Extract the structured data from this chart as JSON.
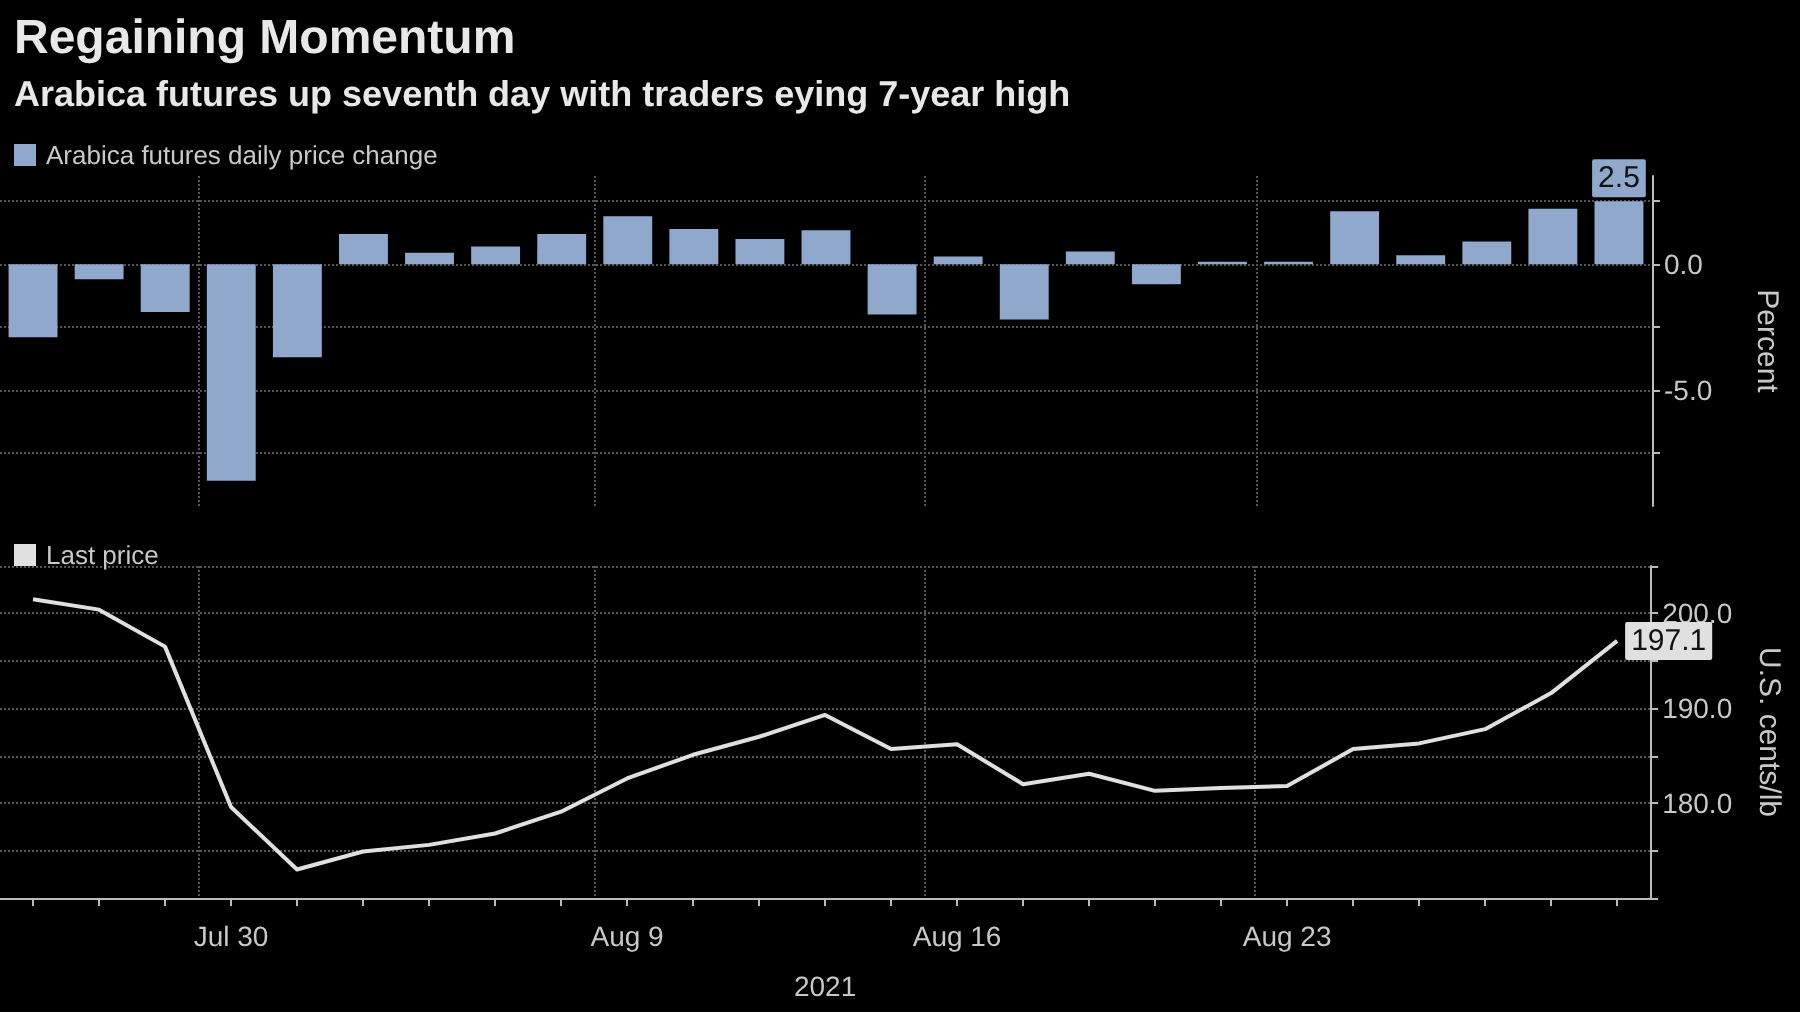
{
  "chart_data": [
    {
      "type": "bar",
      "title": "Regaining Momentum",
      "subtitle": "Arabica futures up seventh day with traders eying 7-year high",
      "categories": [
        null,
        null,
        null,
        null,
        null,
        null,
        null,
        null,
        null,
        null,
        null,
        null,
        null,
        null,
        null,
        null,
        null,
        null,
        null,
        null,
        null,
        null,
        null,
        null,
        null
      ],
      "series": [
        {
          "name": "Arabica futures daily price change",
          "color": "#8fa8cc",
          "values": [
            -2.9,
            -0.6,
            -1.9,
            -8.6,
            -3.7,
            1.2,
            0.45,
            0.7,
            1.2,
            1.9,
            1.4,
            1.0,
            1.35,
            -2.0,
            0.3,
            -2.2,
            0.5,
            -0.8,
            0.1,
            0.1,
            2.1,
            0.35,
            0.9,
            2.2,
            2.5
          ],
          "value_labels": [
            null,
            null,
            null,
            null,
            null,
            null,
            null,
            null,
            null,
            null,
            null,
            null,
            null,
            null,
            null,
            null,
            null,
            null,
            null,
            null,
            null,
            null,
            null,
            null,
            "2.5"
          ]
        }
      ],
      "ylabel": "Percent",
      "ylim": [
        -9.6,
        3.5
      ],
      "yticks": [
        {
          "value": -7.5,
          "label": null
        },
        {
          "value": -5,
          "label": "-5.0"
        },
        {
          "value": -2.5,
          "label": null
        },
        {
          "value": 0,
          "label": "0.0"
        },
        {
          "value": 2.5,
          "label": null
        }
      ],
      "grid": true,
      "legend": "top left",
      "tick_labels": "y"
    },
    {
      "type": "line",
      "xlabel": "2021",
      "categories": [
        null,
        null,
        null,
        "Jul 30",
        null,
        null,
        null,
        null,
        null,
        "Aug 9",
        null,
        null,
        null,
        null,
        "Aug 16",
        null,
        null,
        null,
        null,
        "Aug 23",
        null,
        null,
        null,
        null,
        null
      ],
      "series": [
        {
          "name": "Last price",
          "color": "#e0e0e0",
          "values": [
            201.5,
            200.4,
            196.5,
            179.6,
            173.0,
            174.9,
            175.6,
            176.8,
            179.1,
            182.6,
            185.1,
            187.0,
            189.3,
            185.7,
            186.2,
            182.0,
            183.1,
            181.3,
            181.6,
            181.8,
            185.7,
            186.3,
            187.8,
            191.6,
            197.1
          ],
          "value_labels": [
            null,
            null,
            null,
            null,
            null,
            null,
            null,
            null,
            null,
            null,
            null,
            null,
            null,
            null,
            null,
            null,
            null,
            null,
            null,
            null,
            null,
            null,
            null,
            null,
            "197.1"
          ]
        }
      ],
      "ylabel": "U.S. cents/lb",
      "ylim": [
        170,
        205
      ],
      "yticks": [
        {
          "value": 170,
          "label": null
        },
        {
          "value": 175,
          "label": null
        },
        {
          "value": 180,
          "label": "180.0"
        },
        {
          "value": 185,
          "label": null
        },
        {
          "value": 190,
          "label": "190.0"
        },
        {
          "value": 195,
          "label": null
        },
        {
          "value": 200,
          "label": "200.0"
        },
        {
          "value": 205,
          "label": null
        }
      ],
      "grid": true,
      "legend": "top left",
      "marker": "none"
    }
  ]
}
--
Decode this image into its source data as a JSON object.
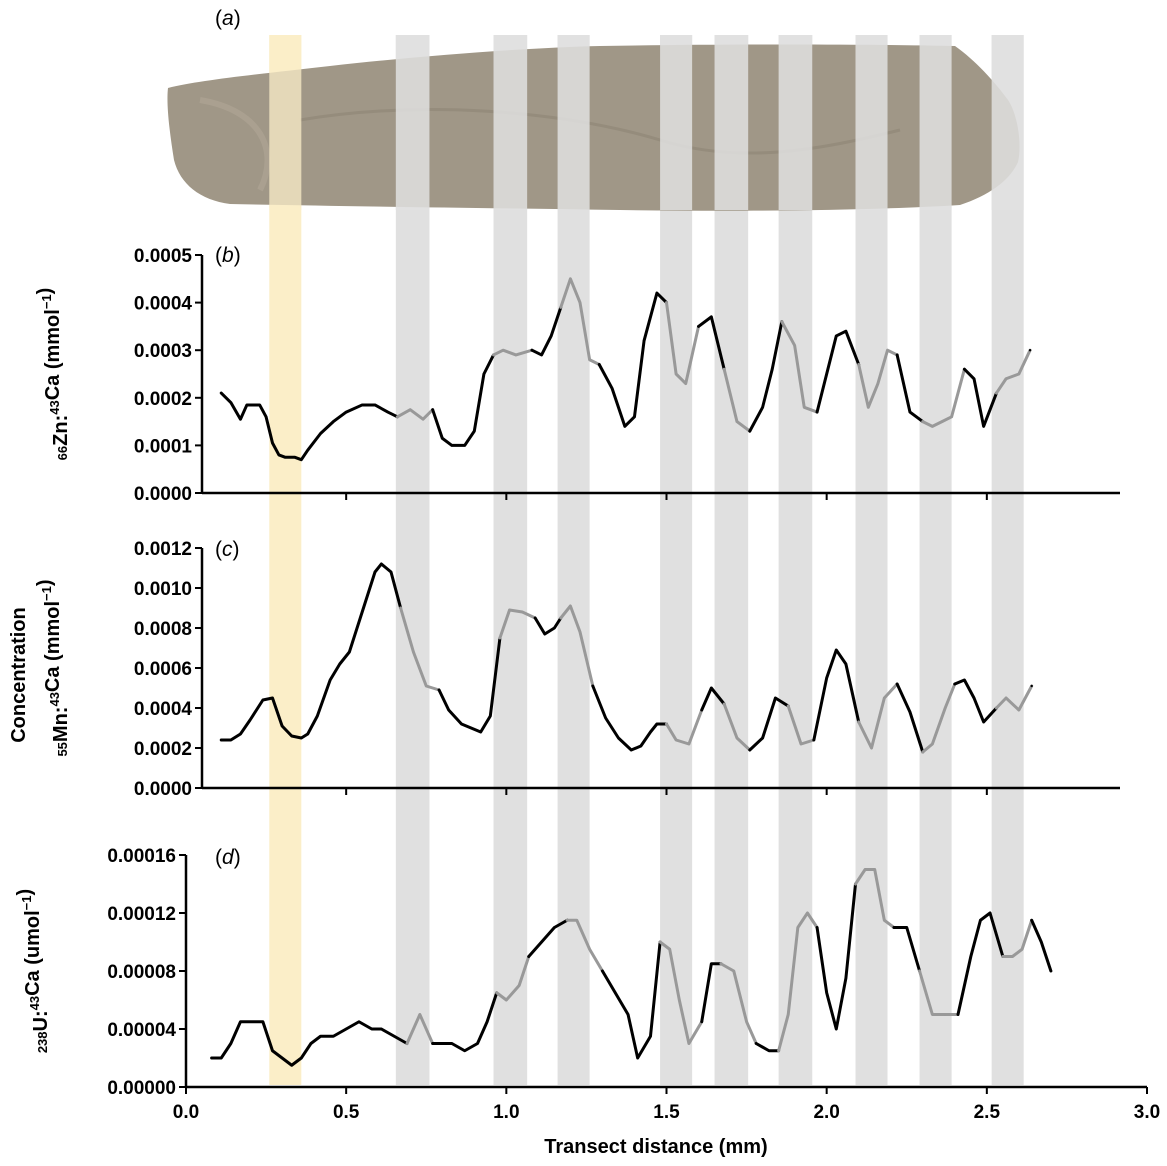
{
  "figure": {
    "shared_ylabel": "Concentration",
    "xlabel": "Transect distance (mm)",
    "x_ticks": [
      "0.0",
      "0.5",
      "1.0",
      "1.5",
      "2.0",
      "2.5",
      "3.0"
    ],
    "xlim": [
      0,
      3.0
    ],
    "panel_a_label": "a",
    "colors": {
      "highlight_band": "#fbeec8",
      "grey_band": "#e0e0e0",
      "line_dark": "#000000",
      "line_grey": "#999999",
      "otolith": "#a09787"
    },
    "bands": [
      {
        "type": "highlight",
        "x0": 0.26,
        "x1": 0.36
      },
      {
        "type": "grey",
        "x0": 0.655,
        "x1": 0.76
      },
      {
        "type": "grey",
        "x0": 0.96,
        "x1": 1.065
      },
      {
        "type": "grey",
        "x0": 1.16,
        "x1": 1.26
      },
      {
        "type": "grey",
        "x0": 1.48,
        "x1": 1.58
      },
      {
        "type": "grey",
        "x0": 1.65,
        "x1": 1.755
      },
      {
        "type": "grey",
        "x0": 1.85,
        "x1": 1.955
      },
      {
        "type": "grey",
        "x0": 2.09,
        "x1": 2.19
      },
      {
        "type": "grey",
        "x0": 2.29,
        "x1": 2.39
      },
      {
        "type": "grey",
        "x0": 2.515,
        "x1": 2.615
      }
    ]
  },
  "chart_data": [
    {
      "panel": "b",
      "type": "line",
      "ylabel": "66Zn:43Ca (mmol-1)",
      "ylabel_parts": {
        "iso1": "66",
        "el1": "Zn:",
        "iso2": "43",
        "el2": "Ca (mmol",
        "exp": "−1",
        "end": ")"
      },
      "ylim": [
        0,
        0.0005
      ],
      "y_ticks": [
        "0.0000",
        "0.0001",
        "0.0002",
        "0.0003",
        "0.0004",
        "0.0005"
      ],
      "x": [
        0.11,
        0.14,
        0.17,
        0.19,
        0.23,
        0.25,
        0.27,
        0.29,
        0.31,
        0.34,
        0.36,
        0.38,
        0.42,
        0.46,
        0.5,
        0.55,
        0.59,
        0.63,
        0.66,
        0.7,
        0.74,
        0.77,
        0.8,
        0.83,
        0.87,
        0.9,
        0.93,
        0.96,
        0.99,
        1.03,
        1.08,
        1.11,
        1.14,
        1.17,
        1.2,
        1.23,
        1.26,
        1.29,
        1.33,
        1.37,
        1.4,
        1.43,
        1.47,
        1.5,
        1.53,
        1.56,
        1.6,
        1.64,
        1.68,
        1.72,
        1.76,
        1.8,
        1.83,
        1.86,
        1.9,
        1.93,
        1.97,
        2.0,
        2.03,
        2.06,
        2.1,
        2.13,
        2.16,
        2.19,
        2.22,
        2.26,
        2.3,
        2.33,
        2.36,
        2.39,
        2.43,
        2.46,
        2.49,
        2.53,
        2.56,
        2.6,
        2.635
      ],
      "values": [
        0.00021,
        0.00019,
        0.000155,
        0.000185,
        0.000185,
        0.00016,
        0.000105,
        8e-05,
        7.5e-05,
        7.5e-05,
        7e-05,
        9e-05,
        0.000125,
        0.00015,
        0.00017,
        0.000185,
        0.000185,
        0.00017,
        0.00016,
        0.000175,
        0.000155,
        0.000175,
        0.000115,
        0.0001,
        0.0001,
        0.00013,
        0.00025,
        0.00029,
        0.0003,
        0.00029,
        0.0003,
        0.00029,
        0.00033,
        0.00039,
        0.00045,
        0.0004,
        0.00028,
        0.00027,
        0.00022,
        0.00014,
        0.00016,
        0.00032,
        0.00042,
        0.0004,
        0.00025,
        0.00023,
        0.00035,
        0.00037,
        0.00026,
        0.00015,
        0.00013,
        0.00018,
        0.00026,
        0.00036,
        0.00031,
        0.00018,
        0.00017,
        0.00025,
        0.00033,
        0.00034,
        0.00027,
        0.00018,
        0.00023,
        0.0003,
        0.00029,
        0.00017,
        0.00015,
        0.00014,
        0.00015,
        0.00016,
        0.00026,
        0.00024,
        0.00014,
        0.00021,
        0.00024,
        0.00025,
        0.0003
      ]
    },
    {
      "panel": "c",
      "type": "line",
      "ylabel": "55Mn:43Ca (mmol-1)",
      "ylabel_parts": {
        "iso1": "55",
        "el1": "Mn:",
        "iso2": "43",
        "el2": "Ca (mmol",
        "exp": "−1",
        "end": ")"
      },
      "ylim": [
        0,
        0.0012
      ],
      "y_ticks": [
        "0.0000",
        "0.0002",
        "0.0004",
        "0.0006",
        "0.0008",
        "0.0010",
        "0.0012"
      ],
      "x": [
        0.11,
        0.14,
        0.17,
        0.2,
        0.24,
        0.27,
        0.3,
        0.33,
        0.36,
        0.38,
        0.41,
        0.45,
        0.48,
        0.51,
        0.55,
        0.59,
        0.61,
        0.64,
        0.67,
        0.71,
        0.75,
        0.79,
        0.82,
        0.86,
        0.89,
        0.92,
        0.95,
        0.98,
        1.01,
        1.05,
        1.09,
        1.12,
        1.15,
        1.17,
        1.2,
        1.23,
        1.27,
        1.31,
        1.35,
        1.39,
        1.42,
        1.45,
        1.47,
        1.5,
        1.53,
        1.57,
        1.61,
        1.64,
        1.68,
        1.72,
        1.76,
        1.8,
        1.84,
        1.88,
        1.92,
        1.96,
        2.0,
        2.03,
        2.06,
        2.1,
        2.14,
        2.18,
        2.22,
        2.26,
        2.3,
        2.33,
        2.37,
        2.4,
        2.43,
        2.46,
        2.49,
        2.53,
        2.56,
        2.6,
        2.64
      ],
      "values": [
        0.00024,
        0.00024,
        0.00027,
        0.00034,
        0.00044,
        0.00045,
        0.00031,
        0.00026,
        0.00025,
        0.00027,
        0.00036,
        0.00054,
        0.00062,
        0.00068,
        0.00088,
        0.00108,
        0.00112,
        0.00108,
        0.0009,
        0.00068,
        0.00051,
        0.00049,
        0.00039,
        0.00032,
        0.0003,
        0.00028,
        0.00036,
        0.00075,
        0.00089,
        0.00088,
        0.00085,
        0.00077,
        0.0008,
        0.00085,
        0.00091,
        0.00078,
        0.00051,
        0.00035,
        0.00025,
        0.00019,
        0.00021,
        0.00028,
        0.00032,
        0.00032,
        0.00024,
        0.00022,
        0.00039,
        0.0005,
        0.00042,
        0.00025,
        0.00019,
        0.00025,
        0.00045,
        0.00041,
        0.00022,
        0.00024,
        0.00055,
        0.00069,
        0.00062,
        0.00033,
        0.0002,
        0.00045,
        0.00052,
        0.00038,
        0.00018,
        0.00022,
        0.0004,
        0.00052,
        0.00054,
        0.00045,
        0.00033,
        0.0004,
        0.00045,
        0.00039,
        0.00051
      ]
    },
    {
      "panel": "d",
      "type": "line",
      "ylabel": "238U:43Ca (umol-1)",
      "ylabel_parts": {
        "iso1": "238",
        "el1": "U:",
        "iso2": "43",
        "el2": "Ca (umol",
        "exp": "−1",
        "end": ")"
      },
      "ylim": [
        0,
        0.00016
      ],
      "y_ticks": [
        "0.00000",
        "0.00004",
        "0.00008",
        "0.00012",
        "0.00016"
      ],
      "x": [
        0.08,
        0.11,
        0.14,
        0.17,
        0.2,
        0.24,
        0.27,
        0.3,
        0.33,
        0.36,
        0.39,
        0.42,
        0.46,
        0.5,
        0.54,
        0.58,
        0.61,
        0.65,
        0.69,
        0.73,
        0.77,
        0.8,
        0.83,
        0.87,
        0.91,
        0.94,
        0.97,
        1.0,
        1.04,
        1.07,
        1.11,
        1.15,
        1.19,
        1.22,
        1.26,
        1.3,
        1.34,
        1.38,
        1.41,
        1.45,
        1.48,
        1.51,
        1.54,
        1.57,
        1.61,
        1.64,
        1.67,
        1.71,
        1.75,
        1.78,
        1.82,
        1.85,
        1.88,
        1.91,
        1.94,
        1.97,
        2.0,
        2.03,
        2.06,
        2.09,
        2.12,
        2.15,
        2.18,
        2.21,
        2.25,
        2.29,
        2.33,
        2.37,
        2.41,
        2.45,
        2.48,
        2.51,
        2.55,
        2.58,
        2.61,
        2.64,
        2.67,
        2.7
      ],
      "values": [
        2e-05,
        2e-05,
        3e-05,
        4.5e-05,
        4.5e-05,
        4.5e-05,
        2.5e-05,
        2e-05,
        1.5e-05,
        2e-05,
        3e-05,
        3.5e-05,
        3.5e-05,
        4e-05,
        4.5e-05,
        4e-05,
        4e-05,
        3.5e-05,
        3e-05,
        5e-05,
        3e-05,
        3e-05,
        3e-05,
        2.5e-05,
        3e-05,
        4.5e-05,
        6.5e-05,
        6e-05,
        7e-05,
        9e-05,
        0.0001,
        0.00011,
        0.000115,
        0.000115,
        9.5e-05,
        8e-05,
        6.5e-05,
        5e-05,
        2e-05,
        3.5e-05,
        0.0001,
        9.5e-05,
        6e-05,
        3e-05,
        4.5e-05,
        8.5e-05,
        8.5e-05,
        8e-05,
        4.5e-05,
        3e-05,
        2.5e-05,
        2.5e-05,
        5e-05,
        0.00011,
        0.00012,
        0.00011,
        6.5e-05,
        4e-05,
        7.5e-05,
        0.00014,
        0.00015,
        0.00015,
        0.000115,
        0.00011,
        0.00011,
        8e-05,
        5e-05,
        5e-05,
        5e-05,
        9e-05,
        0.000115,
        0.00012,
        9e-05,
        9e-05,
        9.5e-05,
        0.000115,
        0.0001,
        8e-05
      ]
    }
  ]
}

Set task: Read the entries and pick out all lines that include the word "xlabel".

Solved problem:
      "xlabel": "2021",
    "xlabel": "Transect distance (mm)",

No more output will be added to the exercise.